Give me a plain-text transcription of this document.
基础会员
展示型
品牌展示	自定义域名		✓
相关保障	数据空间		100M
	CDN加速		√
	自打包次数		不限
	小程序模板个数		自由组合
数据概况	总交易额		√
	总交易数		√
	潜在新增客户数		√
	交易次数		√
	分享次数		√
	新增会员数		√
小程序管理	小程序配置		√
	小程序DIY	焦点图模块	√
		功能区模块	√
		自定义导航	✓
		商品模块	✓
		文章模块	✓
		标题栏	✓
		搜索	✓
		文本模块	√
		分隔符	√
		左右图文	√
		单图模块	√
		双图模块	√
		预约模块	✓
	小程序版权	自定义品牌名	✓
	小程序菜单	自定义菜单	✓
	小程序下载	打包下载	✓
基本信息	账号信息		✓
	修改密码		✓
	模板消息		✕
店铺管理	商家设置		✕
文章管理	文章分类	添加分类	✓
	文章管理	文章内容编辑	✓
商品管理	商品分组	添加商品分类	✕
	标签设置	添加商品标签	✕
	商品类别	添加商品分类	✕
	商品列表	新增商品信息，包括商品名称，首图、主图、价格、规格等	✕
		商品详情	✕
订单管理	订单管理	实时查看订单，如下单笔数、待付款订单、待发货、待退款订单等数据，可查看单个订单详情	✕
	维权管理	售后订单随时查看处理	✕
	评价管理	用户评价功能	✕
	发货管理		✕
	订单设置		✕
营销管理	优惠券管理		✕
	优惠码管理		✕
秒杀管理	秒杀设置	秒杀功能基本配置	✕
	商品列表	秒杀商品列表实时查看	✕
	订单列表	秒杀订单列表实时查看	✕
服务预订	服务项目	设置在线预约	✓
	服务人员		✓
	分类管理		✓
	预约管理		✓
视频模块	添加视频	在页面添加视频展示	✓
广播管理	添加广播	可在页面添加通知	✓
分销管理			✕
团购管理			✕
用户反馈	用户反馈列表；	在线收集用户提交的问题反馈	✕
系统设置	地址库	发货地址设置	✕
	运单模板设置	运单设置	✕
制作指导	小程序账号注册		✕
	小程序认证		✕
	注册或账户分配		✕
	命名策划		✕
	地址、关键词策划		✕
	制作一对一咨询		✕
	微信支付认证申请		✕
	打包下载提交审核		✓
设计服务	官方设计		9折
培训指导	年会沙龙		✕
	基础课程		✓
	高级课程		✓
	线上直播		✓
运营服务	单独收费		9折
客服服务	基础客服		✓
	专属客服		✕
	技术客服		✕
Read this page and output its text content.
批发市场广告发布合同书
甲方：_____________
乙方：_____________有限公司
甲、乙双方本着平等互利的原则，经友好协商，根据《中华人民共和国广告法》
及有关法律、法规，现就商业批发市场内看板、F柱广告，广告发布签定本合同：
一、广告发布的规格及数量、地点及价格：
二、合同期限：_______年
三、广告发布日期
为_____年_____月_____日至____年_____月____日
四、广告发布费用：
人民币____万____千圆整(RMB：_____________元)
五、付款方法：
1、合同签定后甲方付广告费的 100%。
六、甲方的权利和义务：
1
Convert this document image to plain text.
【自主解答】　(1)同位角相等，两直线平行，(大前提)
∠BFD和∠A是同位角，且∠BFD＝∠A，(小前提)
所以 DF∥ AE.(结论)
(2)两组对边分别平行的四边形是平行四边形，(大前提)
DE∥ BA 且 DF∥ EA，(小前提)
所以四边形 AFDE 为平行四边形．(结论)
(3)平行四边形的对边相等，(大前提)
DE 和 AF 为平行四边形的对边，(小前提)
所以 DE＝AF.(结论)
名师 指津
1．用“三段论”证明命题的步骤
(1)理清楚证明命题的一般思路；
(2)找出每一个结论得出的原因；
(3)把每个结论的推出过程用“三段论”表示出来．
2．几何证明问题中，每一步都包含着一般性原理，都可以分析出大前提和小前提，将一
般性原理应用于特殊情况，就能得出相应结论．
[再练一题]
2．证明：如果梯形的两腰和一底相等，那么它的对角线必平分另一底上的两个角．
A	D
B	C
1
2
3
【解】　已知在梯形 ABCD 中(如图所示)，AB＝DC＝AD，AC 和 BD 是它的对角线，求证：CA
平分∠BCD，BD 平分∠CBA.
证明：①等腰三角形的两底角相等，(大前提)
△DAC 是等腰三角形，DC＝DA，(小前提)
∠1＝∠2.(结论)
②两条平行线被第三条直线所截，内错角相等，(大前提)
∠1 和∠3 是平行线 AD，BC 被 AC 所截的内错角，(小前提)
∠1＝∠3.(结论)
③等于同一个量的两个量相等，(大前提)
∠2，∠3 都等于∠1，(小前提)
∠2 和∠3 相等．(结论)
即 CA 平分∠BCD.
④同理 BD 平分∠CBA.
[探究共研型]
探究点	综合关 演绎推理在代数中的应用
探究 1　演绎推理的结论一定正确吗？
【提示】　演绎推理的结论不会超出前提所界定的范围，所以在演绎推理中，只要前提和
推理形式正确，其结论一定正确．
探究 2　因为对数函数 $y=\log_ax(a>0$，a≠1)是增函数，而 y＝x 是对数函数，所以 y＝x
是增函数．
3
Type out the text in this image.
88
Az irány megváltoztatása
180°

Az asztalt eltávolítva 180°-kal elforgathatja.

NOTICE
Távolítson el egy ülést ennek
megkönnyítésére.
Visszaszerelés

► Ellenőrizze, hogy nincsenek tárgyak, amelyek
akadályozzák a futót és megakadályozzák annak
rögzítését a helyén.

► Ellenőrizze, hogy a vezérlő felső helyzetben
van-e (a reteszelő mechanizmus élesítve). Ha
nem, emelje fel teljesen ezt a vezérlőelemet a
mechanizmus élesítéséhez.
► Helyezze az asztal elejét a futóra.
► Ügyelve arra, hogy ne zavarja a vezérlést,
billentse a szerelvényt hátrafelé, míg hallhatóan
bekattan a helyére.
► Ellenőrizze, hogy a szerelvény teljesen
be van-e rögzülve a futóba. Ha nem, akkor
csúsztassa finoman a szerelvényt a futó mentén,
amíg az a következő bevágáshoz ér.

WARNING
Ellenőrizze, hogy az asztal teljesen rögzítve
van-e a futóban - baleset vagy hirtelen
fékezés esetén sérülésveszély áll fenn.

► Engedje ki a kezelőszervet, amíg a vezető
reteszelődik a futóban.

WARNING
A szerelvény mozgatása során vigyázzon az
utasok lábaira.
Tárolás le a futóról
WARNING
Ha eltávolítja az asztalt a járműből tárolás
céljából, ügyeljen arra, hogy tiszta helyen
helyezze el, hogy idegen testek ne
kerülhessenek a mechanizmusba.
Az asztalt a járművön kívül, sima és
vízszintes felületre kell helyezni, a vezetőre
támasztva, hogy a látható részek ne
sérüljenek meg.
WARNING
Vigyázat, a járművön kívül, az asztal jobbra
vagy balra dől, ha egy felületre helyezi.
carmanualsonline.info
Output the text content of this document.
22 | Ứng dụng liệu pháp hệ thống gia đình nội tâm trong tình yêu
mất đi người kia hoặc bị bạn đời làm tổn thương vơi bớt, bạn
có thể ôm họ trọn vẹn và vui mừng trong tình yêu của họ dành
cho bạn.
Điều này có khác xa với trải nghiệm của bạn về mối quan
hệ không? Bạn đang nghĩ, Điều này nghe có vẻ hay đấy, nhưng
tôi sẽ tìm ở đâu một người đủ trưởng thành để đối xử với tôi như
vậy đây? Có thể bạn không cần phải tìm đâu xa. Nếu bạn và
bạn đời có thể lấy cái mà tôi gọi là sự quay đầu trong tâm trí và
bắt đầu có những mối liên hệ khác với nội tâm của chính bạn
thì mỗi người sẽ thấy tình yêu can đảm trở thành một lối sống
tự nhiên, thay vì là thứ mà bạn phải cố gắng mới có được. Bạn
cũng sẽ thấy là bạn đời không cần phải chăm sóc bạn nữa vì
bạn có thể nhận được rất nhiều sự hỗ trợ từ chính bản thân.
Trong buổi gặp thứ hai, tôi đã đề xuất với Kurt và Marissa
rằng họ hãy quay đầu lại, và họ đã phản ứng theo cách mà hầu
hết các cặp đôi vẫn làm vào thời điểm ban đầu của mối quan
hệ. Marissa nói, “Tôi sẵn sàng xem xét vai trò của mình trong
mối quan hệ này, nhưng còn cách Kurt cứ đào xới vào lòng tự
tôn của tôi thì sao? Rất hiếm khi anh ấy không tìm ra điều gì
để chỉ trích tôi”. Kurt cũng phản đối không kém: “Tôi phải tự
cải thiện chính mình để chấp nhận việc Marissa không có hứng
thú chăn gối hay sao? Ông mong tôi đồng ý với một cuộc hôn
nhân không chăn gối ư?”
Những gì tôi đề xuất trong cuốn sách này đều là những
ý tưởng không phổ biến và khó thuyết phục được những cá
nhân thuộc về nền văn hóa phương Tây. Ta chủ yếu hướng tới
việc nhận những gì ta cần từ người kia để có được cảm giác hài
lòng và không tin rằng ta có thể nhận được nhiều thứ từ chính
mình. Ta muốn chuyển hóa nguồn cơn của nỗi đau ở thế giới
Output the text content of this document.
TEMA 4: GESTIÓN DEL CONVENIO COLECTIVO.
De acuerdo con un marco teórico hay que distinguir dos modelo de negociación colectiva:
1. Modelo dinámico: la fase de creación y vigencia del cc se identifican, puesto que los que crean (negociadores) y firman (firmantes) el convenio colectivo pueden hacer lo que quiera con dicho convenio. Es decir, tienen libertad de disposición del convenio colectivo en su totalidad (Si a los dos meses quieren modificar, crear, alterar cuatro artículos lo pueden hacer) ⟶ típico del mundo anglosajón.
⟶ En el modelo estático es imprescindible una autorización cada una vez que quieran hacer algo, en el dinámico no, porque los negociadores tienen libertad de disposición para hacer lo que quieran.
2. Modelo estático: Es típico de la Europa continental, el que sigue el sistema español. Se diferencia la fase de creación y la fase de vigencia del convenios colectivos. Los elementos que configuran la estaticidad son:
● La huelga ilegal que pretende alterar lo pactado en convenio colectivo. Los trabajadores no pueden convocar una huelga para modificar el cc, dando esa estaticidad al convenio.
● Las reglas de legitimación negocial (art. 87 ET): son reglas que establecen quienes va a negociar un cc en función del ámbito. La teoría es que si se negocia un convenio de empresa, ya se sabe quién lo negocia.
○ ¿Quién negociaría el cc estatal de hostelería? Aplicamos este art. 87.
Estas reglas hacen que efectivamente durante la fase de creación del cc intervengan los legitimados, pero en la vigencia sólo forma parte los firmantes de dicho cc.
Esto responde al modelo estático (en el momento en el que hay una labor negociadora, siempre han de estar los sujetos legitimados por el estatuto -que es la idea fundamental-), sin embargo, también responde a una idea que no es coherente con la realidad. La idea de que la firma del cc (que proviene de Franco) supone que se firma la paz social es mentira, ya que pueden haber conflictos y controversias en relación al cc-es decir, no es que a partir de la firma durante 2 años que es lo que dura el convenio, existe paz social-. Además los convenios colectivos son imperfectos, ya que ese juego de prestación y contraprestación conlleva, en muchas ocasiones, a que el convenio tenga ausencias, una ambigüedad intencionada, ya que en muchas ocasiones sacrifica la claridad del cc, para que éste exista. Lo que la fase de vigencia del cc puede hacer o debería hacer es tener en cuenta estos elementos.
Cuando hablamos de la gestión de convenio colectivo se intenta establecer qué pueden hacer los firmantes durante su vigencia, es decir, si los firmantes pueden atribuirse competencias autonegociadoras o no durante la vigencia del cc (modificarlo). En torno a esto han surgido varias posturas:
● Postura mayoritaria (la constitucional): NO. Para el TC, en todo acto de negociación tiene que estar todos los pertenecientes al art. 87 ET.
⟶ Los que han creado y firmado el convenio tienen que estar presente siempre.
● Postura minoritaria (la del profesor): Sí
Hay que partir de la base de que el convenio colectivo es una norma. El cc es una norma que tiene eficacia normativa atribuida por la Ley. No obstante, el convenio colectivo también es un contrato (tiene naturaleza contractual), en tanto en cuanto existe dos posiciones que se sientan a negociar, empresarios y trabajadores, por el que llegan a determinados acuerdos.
☆ ☆ ☆ ☆
Give the number of lines in the listing above that contain "reglas", and nothing else.

__Written solution__
2